** BEGIN INPUT MATERIAL **
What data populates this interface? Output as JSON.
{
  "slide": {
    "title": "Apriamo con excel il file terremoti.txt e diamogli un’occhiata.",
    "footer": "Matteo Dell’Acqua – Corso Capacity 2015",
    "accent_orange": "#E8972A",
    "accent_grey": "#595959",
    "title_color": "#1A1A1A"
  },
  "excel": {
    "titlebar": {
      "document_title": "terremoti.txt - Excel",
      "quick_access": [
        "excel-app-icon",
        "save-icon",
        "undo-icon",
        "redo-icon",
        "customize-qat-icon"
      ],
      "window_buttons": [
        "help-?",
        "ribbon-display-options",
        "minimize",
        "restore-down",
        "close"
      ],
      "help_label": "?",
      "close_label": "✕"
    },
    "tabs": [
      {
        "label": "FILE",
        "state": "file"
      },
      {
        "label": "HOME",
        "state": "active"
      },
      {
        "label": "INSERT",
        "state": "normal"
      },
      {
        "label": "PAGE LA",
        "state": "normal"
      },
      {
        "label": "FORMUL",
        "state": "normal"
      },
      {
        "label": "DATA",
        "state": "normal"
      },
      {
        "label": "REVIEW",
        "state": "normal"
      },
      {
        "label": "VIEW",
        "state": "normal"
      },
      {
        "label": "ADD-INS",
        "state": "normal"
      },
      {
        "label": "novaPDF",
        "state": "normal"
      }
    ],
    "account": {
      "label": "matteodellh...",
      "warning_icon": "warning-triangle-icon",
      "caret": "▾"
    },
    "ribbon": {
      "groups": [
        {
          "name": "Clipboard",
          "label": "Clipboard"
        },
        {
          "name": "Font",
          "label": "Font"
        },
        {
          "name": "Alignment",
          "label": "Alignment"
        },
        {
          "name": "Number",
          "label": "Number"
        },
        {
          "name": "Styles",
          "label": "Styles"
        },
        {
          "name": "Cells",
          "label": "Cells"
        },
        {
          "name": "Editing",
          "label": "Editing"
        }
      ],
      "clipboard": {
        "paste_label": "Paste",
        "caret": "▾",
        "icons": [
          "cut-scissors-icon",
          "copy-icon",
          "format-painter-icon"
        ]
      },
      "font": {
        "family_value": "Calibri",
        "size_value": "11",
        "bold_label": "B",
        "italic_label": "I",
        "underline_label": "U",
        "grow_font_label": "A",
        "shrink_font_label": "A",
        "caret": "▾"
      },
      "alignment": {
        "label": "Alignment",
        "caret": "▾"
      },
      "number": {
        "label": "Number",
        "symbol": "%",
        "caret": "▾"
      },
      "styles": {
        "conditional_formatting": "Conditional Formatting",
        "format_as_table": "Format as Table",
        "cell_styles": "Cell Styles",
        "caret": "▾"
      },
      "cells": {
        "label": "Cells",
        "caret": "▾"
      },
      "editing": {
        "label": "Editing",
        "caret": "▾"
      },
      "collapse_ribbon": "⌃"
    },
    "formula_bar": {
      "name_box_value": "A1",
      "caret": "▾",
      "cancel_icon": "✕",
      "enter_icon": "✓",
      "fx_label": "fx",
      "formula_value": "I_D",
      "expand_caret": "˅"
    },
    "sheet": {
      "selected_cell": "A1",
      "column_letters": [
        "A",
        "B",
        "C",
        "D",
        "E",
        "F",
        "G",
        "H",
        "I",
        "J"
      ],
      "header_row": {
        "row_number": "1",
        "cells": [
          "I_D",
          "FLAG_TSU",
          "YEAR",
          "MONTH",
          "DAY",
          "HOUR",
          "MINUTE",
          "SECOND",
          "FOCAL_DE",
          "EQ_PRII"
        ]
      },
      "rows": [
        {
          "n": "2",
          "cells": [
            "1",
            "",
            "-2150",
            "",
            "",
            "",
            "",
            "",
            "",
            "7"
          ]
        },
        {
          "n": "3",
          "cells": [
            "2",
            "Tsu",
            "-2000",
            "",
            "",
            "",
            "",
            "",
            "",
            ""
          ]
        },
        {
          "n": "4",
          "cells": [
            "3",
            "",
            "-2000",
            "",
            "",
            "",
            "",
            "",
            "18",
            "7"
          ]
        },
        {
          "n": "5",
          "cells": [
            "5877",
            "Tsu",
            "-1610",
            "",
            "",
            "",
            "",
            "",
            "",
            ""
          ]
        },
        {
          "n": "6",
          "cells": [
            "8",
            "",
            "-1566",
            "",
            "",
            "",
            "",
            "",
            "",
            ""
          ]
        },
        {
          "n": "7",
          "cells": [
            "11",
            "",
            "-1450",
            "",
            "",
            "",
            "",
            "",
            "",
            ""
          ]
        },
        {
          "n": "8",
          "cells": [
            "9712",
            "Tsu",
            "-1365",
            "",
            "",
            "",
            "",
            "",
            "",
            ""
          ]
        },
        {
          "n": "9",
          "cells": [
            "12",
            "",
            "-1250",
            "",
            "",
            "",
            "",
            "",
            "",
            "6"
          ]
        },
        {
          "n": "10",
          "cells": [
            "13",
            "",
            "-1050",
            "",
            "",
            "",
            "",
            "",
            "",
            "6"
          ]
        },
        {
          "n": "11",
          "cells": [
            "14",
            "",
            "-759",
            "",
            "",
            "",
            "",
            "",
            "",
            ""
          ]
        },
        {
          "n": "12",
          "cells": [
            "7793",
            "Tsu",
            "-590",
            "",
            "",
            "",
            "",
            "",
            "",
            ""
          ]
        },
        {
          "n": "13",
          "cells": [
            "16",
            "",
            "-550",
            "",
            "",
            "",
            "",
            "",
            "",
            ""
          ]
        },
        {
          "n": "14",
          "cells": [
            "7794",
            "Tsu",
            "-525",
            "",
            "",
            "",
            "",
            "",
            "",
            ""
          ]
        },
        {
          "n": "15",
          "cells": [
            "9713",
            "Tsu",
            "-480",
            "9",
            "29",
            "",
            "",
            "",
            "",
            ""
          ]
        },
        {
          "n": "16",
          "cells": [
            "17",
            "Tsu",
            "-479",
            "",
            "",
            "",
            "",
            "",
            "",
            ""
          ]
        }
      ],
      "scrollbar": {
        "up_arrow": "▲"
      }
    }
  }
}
** END INPUT MATERIAL **
Above are some records. Print them all exactly.

What data populates this interface? Output as JSON.
{
  "slide": {
    "title": "Apriamo con excel il file terremoti.txt e diamogli un’occhiata.",
    "footer": "Matteo Dell’Acqua – Corso Capacity 2015",
    "accent_orange": "#E8972A",
    "accent_grey": "#595959",
    "title_color": "#1A1A1A"
  },
  "excel": {
    "titlebar": {
      "document_title": "terremoti.txt - Excel",
      "quick_access": [
        "excel-app-icon",
        "save-icon",
        "undo-icon",
        "redo-icon",
        "customize-qat-icon"
      ],
      "window_buttons": [
        "help-?",
        "ribbon-display-options",
        "minimize",
        "restore-down",
        "close"
      ],
      "help_label": "?",
      "close_label": "✕"
    },
    "tabs": [
      {
        "label": "FILE",
        "state": "file"
      },
      {
        "label": "HOME",
        "state": "active"
      },
      {
        "label": "INSERT",
        "state": "normal"
      },
      {
        "label": "PAGE LA",
        "state": "normal"
      },
      {
        "label": "FORMUL",
        "state": "normal"
      },
      {
        "label": "DATA",
        "state": "normal"
      },
      {
        "label": "REVIEW",
        "state": "normal"
      },
      {
        "label": "VIEW",
        "state": "normal"
      },
      {
        "label": "ADD-INS",
        "state": "normal"
      },
      {
        "label": "novaPDF",
        "state": "normal"
      }
    ],
    "account": {
      "label": "matteodellh...",
      "warning_icon": "warning-triangle-icon",
      "caret": "▾"
    },
    "ribbon": {
      "groups": [
        {
          "name": "Clipboard",
          "label": "Clipboard"
        },
        {
          "name": "Font",
          "label": "Font"
        },
        {
          "name": "Alignment",
          "label": "Alignment"
        },
        {
          "name": "Number",
          "label": "Number"
        },
        {
          "name": "Styles",
          "label": "Styles"
        },
        {
          "name": "Cells",
          "label": "Cells"
        },
        {
          "name": "Editing",
          "label": "Editing"
        }
      ],
      "clipboard": {
        "paste_label": "Paste",
        "caret": "▾",
        "icons": [
          "cut-scissors-icon",
          "copy-icon",
          "format-painter-icon"
        ]
      },
      "font": {
        "family_value": "Calibri",
        "size_value": "11",
        "bold_label": "B",
        "italic_label": "I",
        "underline_label": "U",
        "grow_font_label": "A",
        "shrink_font_label": "A",
        "caret": "▾"
      },
      "alignment": {
        "label": "Alignment",
        "caret": "▾"
      },
      "number": {
        "label": "Number",
        "symbol": "%",
        "caret": "▾"
      },
      "styles": {
        "conditional_formatting": "Conditional Formatting",
        "format_as_table": "Format as Table",
        "cell_styles": "Cell Styles",
        "caret": "▾"
      },
      "cells": {
        "label": "Cells",
        "caret": "▾"
      },
      "editing": {
        "label": "Editing",
        "caret": "▾"
      },
      "collapse_ribbon": "⌃"
    },
    "formula_bar": {
      "name_box_value": "A1",
      "caret": "▾",
      "cancel_icon": "✕",
      "enter_icon": "✓",
      "fx_label": "fx",
      "formula_value": "I_D",
      "expand_caret": "˅"
    },
    "sheet": {
      "selected_cell": "A1",
      "column_letters": [
        "A",
        "B",
        "C",
        "D",
        "E",
        "F",
        "G",
        "H",
        "I",
        "J"
      ],
      "header_row": {
        "row_number": "1",
        "cells": [
          "I_D",
          "FLAG_TSU",
          "YEAR",
          "MONTH",
          "DAY",
          "HOUR",
          "MINUTE",
          "SECOND",
          "FOCAL_DE",
          "EQ_PRII"
        ]
      },
      "rows": [
        {
          "n": "2",
          "cells": [
            "1",
            "",
            "-2150",
            "",
            "",
            "",
            "",
            "",
            "",
            "7"
          ]
        },
        {
          "n": "3",
          "cells": [
            "2",
            "Tsu",
            "-2000",
            "",
            "",
            "",
            "",
            "",
            "",
            ""
          ]
        },
        {
          "n": "4",
          "cells": [
            "3",
            "",
            "-2000",
            "",
            "",
            "",
            "",
            "",
            "18",
            "7"
          ]
        },
        {
          "n": "5",
          "cells": [
            "5877",
            "Tsu",
            "-1610",
            "",
            "",
            "",
            "",
            "",
            "",
            ""
          ]
        },
        {
          "n": "6",
          "cells": [
            "8",
            "",
            "-1566",
            "",
            "",
            "",
            "",
            "",
            "",
            ""
          ]
        },
        {
          "n": "7",
          "cells": [
            "11",
            "",
            "-1450",
            "",
            "",
            "",
            "",
            "",
            "",
            ""
          ]
        },
        {
          "n": "8",
          "cells": [
            "9712",
            "Tsu",
            "-1365",
            "",
            "",
            "",
            "",
            "",
            "",
            ""
          ]
        },
        {
          "n": "9",
          "cells": [
            "12",
            "",
            "-1250",
            "",
            "",
            "",
            "",
            "",
            "",
            "6"
          ]
        },
        {
          "n": "10",
          "cells": [
            "13",
            "",
            "-1050",
            "",
            "",
            "",
            "",
            "",
            "",
            "6"
          ]
        },
        {
          "n": "11",
          "cells": [
            "14",
            "",
            "-759",
            "",
            "",
            "",
            "",
            "",
            "",
            ""
          ]
        },
        {
          "n": "12",
          "cells": [
            "7793",
            "Tsu",
            "-590",
            "",
            "",
            "",
            "",
            "",
            "",
            ""
          ]
        },
        {
          "n": "13",
          "cells": [
            "16",
            "",
            "-550",
            "",
            "",
            "",
            "",
            "",
            "",
            ""
          ]
        },
        {
          "n": "14",
          "cells": [
            "7794",
            "Tsu",
            "-525",
            "",
            "",
            "",
            "",
            "",
            "",
            ""
          ]
        },
        {
          "n": "15",
          "cells": [
            "9713",
            "Tsu",
            "-480",
            "9",
            "29",
            "",
            "",
            "",
            "",
            ""
          ]
        },
        {
          "n": "16",
          "cells": [
            "17",
            "Tsu",
            "-479",
            "",
            "",
            "",
            "",
            "",
            "",
            ""
          ]
        }
      ],
      "scrollbar": {
        "up_arrow": "▲"
      }
    }
  }
}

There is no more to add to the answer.